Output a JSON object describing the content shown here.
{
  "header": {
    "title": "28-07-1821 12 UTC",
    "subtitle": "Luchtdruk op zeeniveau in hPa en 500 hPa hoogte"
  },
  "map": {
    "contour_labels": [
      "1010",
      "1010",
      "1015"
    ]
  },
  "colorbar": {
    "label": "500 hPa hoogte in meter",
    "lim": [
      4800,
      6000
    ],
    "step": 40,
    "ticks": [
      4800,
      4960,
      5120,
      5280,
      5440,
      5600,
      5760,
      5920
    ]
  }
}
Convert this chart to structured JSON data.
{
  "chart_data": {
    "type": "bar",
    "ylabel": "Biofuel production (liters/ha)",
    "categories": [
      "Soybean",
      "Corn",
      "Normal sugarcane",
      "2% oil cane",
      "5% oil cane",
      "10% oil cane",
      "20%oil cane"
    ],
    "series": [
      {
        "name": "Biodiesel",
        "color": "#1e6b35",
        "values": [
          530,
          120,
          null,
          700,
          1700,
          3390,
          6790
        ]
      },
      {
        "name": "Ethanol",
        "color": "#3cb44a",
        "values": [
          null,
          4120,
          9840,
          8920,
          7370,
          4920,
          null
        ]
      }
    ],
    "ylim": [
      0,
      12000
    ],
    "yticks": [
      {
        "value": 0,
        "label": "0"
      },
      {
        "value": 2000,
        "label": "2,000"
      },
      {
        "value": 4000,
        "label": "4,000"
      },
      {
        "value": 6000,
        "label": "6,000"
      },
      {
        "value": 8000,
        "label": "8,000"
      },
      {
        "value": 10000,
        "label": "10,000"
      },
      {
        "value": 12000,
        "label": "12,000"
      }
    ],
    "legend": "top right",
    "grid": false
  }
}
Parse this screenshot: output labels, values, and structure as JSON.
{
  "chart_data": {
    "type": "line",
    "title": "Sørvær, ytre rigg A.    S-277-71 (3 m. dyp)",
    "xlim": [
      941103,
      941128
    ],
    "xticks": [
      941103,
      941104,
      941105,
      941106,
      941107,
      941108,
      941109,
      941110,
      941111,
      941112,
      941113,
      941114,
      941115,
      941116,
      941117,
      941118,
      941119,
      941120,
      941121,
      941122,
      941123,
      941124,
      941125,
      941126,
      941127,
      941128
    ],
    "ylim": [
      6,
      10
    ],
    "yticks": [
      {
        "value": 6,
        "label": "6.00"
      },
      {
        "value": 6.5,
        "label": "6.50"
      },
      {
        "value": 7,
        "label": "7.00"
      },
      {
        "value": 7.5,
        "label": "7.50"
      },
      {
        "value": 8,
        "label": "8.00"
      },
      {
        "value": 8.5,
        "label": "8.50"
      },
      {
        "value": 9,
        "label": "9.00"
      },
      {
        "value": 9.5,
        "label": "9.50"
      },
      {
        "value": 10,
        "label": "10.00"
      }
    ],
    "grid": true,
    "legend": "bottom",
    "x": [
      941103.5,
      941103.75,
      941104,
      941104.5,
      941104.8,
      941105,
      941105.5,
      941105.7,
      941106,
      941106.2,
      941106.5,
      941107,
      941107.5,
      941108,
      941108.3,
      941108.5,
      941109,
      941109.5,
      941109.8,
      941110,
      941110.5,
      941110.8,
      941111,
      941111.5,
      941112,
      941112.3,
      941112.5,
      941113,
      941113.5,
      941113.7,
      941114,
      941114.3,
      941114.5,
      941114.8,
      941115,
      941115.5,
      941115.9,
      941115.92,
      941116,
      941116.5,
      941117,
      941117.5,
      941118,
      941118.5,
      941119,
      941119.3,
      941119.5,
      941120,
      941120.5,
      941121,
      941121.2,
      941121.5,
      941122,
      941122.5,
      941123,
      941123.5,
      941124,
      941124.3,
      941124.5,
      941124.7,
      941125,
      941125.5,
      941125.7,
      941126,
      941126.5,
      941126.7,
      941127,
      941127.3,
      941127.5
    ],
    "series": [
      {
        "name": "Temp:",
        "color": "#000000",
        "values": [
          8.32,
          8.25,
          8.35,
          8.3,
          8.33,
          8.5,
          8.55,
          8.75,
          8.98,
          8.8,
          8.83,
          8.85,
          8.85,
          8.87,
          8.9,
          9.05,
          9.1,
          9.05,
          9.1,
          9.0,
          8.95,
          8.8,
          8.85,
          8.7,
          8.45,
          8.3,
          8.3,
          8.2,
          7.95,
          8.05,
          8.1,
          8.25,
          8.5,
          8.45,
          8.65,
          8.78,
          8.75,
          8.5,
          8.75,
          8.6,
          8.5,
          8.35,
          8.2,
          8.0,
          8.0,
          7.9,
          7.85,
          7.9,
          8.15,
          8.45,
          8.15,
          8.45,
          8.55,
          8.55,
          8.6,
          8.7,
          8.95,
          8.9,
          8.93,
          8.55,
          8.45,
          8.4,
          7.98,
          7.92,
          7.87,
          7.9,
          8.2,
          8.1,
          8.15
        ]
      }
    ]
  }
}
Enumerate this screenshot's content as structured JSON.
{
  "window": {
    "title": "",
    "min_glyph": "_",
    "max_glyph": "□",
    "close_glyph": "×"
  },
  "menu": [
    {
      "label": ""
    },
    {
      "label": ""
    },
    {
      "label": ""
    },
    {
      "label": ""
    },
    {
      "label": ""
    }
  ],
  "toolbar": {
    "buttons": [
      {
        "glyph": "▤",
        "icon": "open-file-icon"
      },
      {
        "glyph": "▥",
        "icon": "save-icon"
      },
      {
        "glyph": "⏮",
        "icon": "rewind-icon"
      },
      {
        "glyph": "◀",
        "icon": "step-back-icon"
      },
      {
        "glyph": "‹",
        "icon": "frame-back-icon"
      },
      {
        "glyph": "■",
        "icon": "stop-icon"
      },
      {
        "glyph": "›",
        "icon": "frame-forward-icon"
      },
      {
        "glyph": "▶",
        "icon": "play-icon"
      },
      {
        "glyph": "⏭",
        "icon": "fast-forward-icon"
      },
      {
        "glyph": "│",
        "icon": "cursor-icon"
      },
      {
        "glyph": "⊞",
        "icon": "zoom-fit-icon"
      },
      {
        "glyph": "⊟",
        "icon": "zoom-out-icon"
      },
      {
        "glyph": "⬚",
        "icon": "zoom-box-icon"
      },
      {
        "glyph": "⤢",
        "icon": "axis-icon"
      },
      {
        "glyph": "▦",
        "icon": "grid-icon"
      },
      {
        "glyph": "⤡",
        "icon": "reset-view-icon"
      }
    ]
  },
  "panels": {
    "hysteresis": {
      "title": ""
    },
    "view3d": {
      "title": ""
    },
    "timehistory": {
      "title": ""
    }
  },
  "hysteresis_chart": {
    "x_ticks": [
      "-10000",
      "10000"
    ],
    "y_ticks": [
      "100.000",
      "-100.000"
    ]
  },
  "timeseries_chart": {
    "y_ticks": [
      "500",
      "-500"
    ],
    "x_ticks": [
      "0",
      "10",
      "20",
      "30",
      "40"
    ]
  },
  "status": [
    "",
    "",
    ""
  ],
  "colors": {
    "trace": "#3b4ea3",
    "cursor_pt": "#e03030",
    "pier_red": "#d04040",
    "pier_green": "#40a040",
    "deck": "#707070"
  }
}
----
▶ _Description of the task_
Write out all of the records above exactly as they appear.

▶ _Task answer_
Output a JSON object describing the content shown here.
{
  "header": {
    "title": "28-07-1821 12 UTC",
    "subtitle": "Luchtdruk op zeeniveau in hPa en 500 hPa hoogte"
  },
  "map": {
    "contour_labels": [
      "1010",
      "1010",
      "1015"
    ]
  },
  "colorbar": {
    "label": "500 hPa hoogte in meter",
    "lim": [
      4800,
      6000
    ],
    "step": 40,
    "ticks": [
      4800,
      4960,
      5120,
      5280,
      5440,
      5600,
      5760,
      5920
    ]
  }
}
Convert this chart to structured JSON data.
{
  "chart_data": {
    "type": "bar",
    "ylabel": "Biofuel production (liters/ha)",
    "categories": [
      "Soybean",
      "Corn",
      "Normal sugarcane",
      "2% oil cane",
      "5% oil cane",
      "10% oil cane",
      "20%oil cane"
    ],
    "series": [
      {
        "name": "Biodiesel",
        "color": "#1e6b35",
        "values": [
          530,
          120,
          null,
          700,
          1700,
          3390,
          6790
        ]
      },
      {
        "name": "Ethanol",
        "color": "#3cb44a",
        "values": [
          null,
          4120,
          9840,
          8920,
          7370,
          4920,
          null
        ]
      }
    ],
    "ylim": [
      0,
      12000
    ],
    "yticks": [
      {
        "value": 0,
        "label": "0"
      },
      {
        "value": 2000,
        "label": "2,000"
      },
      {
        "value": 4000,
        "label": "4,000"
      },
      {
        "value": 6000,
        "label": "6,000"
      },
      {
        "value": 8000,
        "label": "8,000"
      },
      {
        "value": 10000,
        "label": "10,000"
      },
      {
        "value": 12000,
        "label": "12,000"
      }
    ],
    "legend": "top right",
    "grid": false
  }
}
Parse this screenshot: output labels, values, and structure as JSON.
{
  "chart_data": {
    "type": "line",
    "title": "Sørvær, ytre rigg A.    S-277-71 (3 m. dyp)",
    "xlim": [
      941103,
      941128
    ],
    "xticks": [
      941103,
      941104,
      941105,
      941106,
      941107,
      941108,
      941109,
      941110,
      941111,
      941112,
      941113,
      941114,
      941115,
      941116,
      941117,
      941118,
      941119,
      941120,
      941121,
      941122,
      941123,
      941124,
      941125,
      941126,
      941127,
      941128
    ],
    "ylim": [
      6,
      10
    ],
    "yticks": [
      {
        "value": 6,
        "label": "6.00"
      },
      {
        "value": 6.5,
        "label": "6.50"
      },
      {
        "value": 7,
        "label": "7.00"
      },
      {
        "value": 7.5,
        "label": "7.50"
      },
      {
        "value": 8,
        "label": "8.00"
      },
      {
        "value": 8.5,
        "label": "8.50"
      },
      {
        "value": 9,
        "label": "9.00"
      },
      {
        "value": 9.5,
        "label": "9.50"
      },
      {
        "value": 10,
        "label": "10.00"
      }
    ],
    "grid": true,
    "legend": "bottom",
    "x": [
      941103.5,
      941103.75,
      941104,
      941104.5,
      941104.8,
      941105,
      941105.5,
      941105.7,
      941106,
      941106.2,
      941106.5,
      941107,
      941107.5,
      941108,
      941108.3,
      941108.5,
      941109,
      941109.5,
      941109.8,
      941110,
      941110.5,
      941110.8,
      941111,
      941111.5,
      941112,
      941112.3,
      941112.5,
      941113,
      941113.5,
      941113.7,
      941114,
      941114.3,
      941114.5,
      941114.8,
      941115,
      941115.5,
      941115.9,
      941115.92,
      941116,
      941116.5,
      941117,
      941117.5,
      941118,
      941118.5,
      941119,
      941119.3,
      941119.5,
      941120,
      941120.5,
      941121,
      941121.2,
      941121.5,
      941122,
      941122.5,
      941123,
      941123.5,
      941124,
      941124.3,
      941124.5,
      941124.7,
      941125,
      941125.5,
      941125.7,
      941126,
      941126.5,
      941126.7,
      941127,
      941127.3,
      941127.5
    ],
    "series": [
      {
        "name": "Temp:",
        "color": "#000000",
        "values": [
          8.32,
          8.25,
          8.35,
          8.3,
          8.33,
          8.5,
          8.55,
          8.75,
          8.98,
          8.8,
          8.83,
          8.85,
          8.85,
          8.87,
          8.9,
          9.05,
          9.1,
          9.05,
          9.1,
          9.0,
          8.95,
          8.8,
          8.85,
          8.7,
          8.45,
          8.3,
          8.3,
          8.2,
          7.95,
          8.05,
          8.1,
          8.25,
          8.5,
          8.45,
          8.65,
          8.78,
          8.75,
          8.5,
          8.75,
          8.6,
          8.5,
          8.35,
          8.2,
          8.0,
          8.0,
          7.9,
          7.85,
          7.9,
          8.15,
          8.45,
          8.15,
          8.45,
          8.55,
          8.55,
          8.6,
          8.7,
          8.95,
          8.9,
          8.93,
          8.55,
          8.45,
          8.4,
          7.98,
          7.92,
          7.87,
          7.9,
          8.2,
          8.1,
          8.15
        ]
      }
    ]
  }
}
Enumerate this screenshot's content as structured JSON.
{
  "window": {
    "title": "",
    "min_glyph": "_",
    "max_glyph": "□",
    "close_glyph": "×"
  },
  "menu": [
    {
      "label": ""
    },
    {
      "label": ""
    },
    {
      "label": ""
    },
    {
      "label": ""
    },
    {
      "label": ""
    }
  ],
  "toolbar": {
    "buttons": [
      {
        "glyph": "▤",
        "icon": "open-file-icon"
      },
      {
        "glyph": "▥",
        "icon": "save-icon"
      },
      {
        "glyph": "⏮",
        "icon": "rewind-icon"
      },
      {
        "glyph": "◀",
        "icon": "step-back-icon"
      },
      {
        "glyph": "‹",
        "icon": "frame-back-icon"
      },
      {
        "glyph": "■",
        "icon": "stop-icon"
      },
      {
        "glyph": "›",
        "icon": "frame-forward-icon"
      },
      {
        "glyph": "▶",
        "icon": "play-icon"
      },
      {
        "glyph": "⏭",
        "icon": "fast-forward-icon"
      },
      {
        "glyph": "│",
        "icon": "cursor-icon"
      },
      {
        "glyph": "⊞",
        "icon": "zoom-fit-icon"
      },
      {
        "glyph": "⊟",
        "icon": "zoom-out-icon"
      },
      {
        "glyph": "⬚",
        "icon": "zoom-box-icon"
      },
      {
        "glyph": "⤢",
        "icon": "axis-icon"
      },
      {
        "glyph": "▦",
        "icon": "grid-icon"
      },
      {
        "glyph": "⤡",
        "icon": "reset-view-icon"
      }
    ]
  },
  "panels": {
    "hysteresis": {
      "title": ""
    },
    "view3d": {
      "title": ""
    },
    "timehistory": {
      "title": ""
    }
  },
  "hysteresis_chart": {
    "x_ticks": [
      "-10000",
      "10000"
    ],
    "y_ticks": [
      "100.000",
      "-100.000"
    ]
  },
  "timeseries_chart": {
    "y_ticks": [
      "500",
      "-500"
    ],
    "x_ticks": [
      "0",
      "10",
      "20",
      "30",
      "40"
    ]
  },
  "status": [
    "",
    "",
    ""
  ],
  "colors": {
    "trace": "#3b4ea3",
    "cursor_pt": "#e03030",
    "pier_red": "#d04040",
    "pier_green": "#40a040",
    "deck": "#707070"
  }
}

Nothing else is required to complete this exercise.